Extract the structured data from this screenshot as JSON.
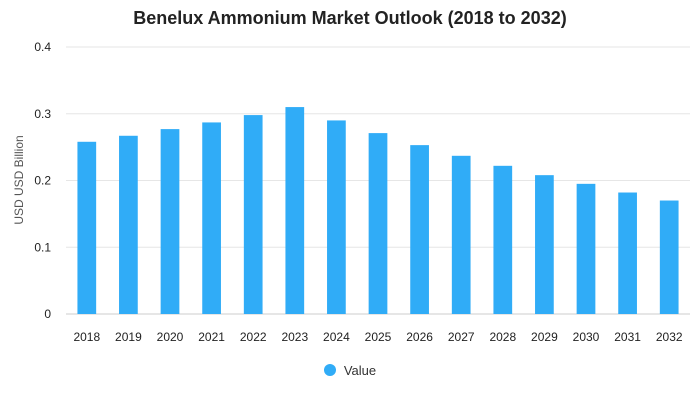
{
  "colors": {
    "bar": "#30acf7",
    "grid": "#e6e6e6",
    "axis_text": "#222222"
  },
  "chart_data": {
    "type": "bar",
    "title": "Benelux Ammonium Market Outlook (2018 to 2032)",
    "ylabel": "USD USD Billion",
    "xlabel": "",
    "ylim": [
      0,
      0.4
    ],
    "yticks": [
      0,
      0.1,
      0.2,
      0.3,
      0.4
    ],
    "ytick_labels": [
      "0",
      "0.1",
      "0.2",
      "0.3",
      "0.4"
    ],
    "grid": true,
    "legend_position": "bottom",
    "categories": [
      "2018",
      "2019",
      "2020",
      "2021",
      "2022",
      "2023",
      "2024",
      "2025",
      "2026",
      "2027",
      "2028",
      "2029",
      "2030",
      "2031",
      "2032"
    ],
    "series": [
      {
        "name": "Value",
        "values": [
          0.258,
          0.267,
          0.277,
          0.287,
          0.298,
          0.31,
          0.29,
          0.271,
          0.253,
          0.237,
          0.222,
          0.208,
          0.195,
          0.182,
          0.17
        ]
      }
    ]
  }
}
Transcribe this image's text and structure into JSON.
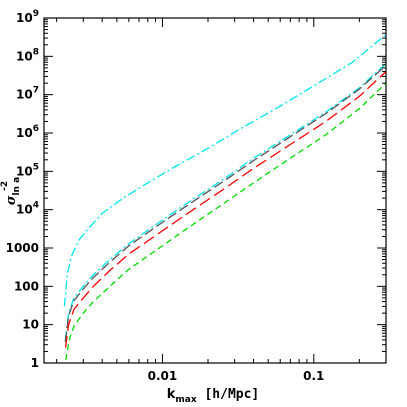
{
  "chart_data": {
    "type": "line",
    "xlabel": {
      "main": "k",
      "sub": "max",
      "unit": " [h/Mpc]"
    },
    "ylabel": {
      "main": "σ",
      "sub": "ln a",
      "sup": "-2"
    },
    "x_scale": "log",
    "y_scale": "log",
    "xlim": [
      0.00165,
      0.3
    ],
    "ylim": [
      1,
      1000000000
    ],
    "x_ticks": [
      {
        "value": 0.01,
        "label": "0.01"
      },
      {
        "value": 0.1,
        "label": "0.1"
      }
    ],
    "y_ticks": [
      {
        "value": 1,
        "label": "1"
      },
      {
        "value": 10,
        "label": "10"
      },
      {
        "value": 100,
        "label": "100"
      },
      {
        "value": 1000,
        "label": "1000"
      },
      {
        "value": 10000,
        "label": "10",
        "exp": "4"
      },
      {
        "value": 100000,
        "label": "10",
        "exp": "5"
      },
      {
        "value": 1000000,
        "label": "10",
        "exp": "6"
      },
      {
        "value": 10000000,
        "label": "10",
        "exp": "7"
      },
      {
        "value": 100000000,
        "label": "10",
        "exp": "8"
      },
      {
        "value": 1000000000,
        "label": "10",
        "exp": "9"
      }
    ],
    "grid": false,
    "series": [
      {
        "color": "#00e5ee",
        "dash": "9,3,2,3",
        "x": [
          0.00225,
          0.00235,
          0.0025,
          0.0028,
          0.0032,
          0.004,
          0.0055,
          0.008,
          0.012,
          0.02,
          0.035,
          0.06,
          0.1,
          0.18,
          0.3
        ],
        "y": [
          30,
          200,
          600,
          1600,
          3000,
          8000,
          20000,
          50000,
          130000,
          400000,
          1500000,
          5000000,
          17000000,
          70000000,
          370000000
        ]
      },
      {
        "color": "#00e5ee",
        "dash": "9,3,2,3",
        "x": [
          0.00228,
          0.0024,
          0.0026,
          0.003,
          0.0035,
          0.0045,
          0.006,
          0.009,
          0.015,
          0.025,
          0.04,
          0.07,
          0.12,
          0.2,
          0.3
        ],
        "y": [
          4,
          20,
          50,
          100,
          200,
          500,
          1300,
          4000,
          16000,
          60000,
          220000,
          900000,
          3500000,
          15000000,
          65000000
        ]
      },
      {
        "color": "#555555",
        "dash": "10,4",
        "x": [
          0.00228,
          0.0024,
          0.0026,
          0.003,
          0.0035,
          0.0045,
          0.006,
          0.009,
          0.015,
          0.025,
          0.04,
          0.07,
          0.12,
          0.2,
          0.3
        ],
        "y": [
          3.5,
          17,
          42,
          85,
          170,
          430,
          1150,
          3500,
          14000,
          53000,
          190000,
          800000,
          3200000,
          14000000,
          58000000
        ]
      },
      {
        "color": "#ff0000",
        "dash": "12,5",
        "x": [
          0.00229,
          0.0024,
          0.0026,
          0.003,
          0.0035,
          0.0045,
          0.006,
          0.009,
          0.015,
          0.025,
          0.04,
          0.07,
          0.12,
          0.2,
          0.3
        ],
        "y": [
          2.5,
          10,
          25,
          50,
          100,
          260,
          700,
          2100,
          8500,
          33000,
          120000,
          500000,
          2000000,
          9000000,
          40000000
        ]
      },
      {
        "color": "#00dd00",
        "dash": "6,4",
        "x": [
          0.0023,
          0.00242,
          0.0026,
          0.003,
          0.0035,
          0.0045,
          0.006,
          0.009,
          0.015,
          0.025,
          0.04,
          0.07,
          0.12,
          0.2,
          0.3
        ],
        "y": [
          1.2,
          4,
          9,
          20,
          40,
          100,
          280,
          850,
          3500,
          14000,
          50000,
          220000,
          900000,
          4300000,
          20000000
        ]
      }
    ]
  }
}
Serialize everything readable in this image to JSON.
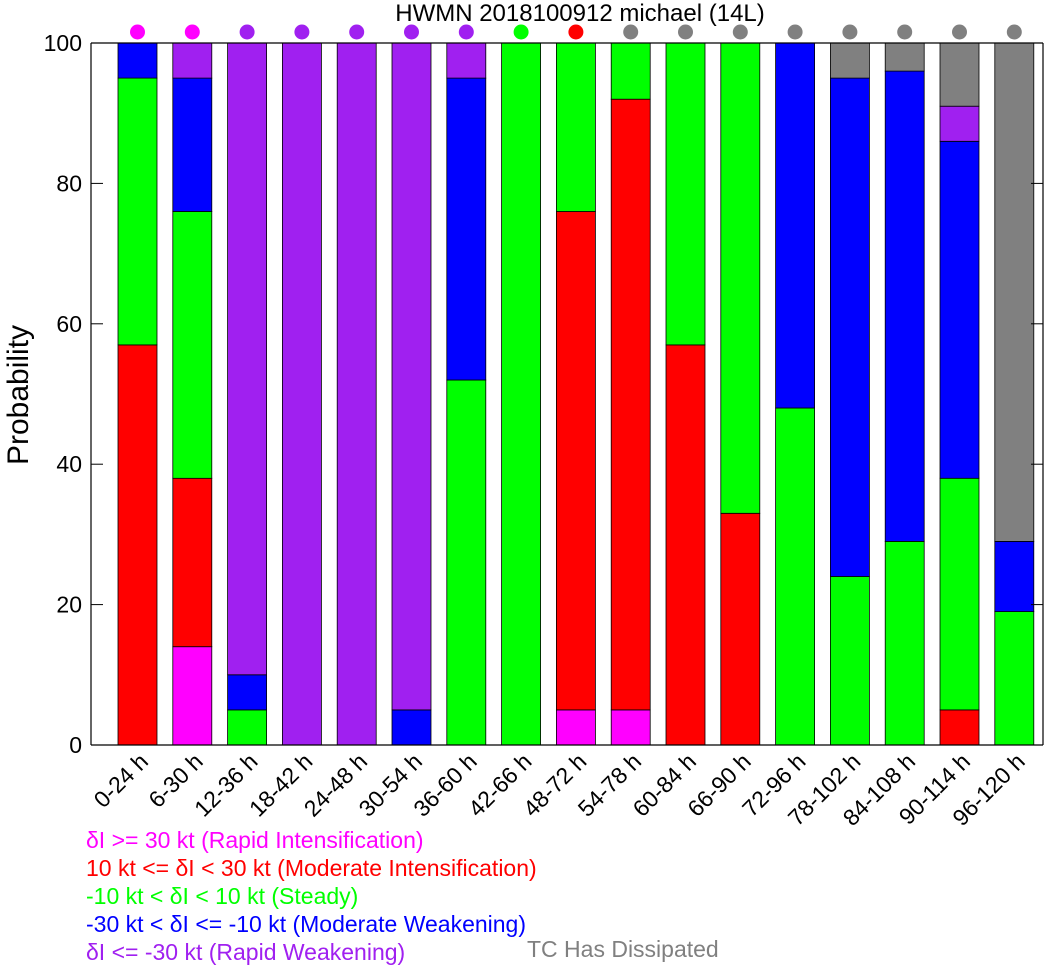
{
  "chart_data": {
    "type": "bar",
    "stacked": true,
    "title": "HWMN 2018100912 michael (14L)",
    "ylabel": "Probability",
    "xlabel": "",
    "ylim": [
      0,
      100
    ],
    "yticks": [
      0,
      20,
      40,
      60,
      80,
      100
    ],
    "categories": [
      "0-24 h",
      "6-30 h",
      "12-36 h",
      "18-42 h",
      "24-48 h",
      "30-54 h",
      "36-60 h",
      "42-66 h",
      "48-72 h",
      "54-78 h",
      "60-84 h",
      "66-90 h",
      "72-96 h",
      "78-102 h",
      "84-108 h",
      "90-114 h",
      "96-120 h"
    ],
    "series": [
      {
        "key": "ri",
        "color": "#ff00ff",
        "values": [
          0,
          14,
          0,
          0,
          0,
          0,
          0,
          0,
          5,
          5,
          0,
          0,
          0,
          0,
          0,
          0,
          0
        ]
      },
      {
        "key": "mi",
        "color": "#ff0000",
        "values": [
          57,
          24,
          0,
          0,
          0,
          0,
          0,
          0,
          71,
          87,
          57,
          33,
          0,
          0,
          0,
          5,
          0
        ]
      },
      {
        "key": "steady",
        "color": "#00ff00",
        "values": [
          38,
          38,
          5,
          0,
          0,
          0,
          52,
          100,
          24,
          8,
          43,
          67,
          48,
          24,
          29,
          33,
          19
        ]
      },
      {
        "key": "mw",
        "color": "#0000ff",
        "values": [
          5,
          19,
          5,
          0,
          0,
          5,
          43,
          0,
          0,
          0,
          0,
          0,
          52,
          71,
          67,
          48,
          10
        ]
      },
      {
        "key": "rw",
        "color": "#a020f0",
        "values": [
          0,
          5,
          90,
          100,
          100,
          95,
          5,
          0,
          0,
          0,
          0,
          0,
          0,
          0,
          0,
          5,
          0
        ]
      },
      {
        "key": "dissipated",
        "color": "#808080",
        "values": [
          0,
          0,
          0,
          0,
          0,
          0,
          0,
          0,
          0,
          0,
          0,
          0,
          0,
          5,
          4,
          9,
          71
        ]
      }
    ],
    "top_markers": [
      "ri",
      "ri",
      "rw",
      "rw",
      "rw",
      "rw",
      "rw",
      "steady",
      "mi",
      "dissipated",
      "dissipated",
      "dissipated",
      "dissipated",
      "dissipated",
      "dissipated",
      "dissipated",
      "dissipated"
    ],
    "grid": false,
    "legend": {
      "placement": "bottom-left",
      "entries": [
        {
          "key": "ri",
          "prefix": "δI >= 30 kt",
          "desc": "(Rapid Intensification)",
          "color": "#ff00ff"
        },
        {
          "key": "mi",
          "prefix": "10 kt <= δI < 30 kt",
          "desc": "(Moderate Intensification)",
          "color": "#ff0000"
        },
        {
          "key": "steady",
          "prefix": "-10 kt < δI < 10 kt",
          "desc": "(Steady)",
          "color": "#00ff00"
        },
        {
          "key": "mw",
          "prefix": "-30 kt < δI <= -10 kt",
          "desc": "(Moderate Weakening)",
          "color": "#0000ff"
        },
        {
          "key": "rw",
          "prefix": "δI <= -30 kt",
          "desc": "(Rapid Weakening)",
          "color": "#a020f0"
        }
      ],
      "dissipated_label": "TC Has Dissipated",
      "dissipated_color": "#808080"
    }
  }
}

──────────

→ YOUR GOAL: In the records above, find each line that holds the word "desc"; copy all such lines.

→ ANSWER TO THIS EXERCISE:
          "desc": "(Rapid Intensification)",
          "desc": "(Moderate Intensification)",
          "desc": "(Steady)",
          "desc": "(Moderate Weakening)",
          "desc": "(Rapid Weakening)",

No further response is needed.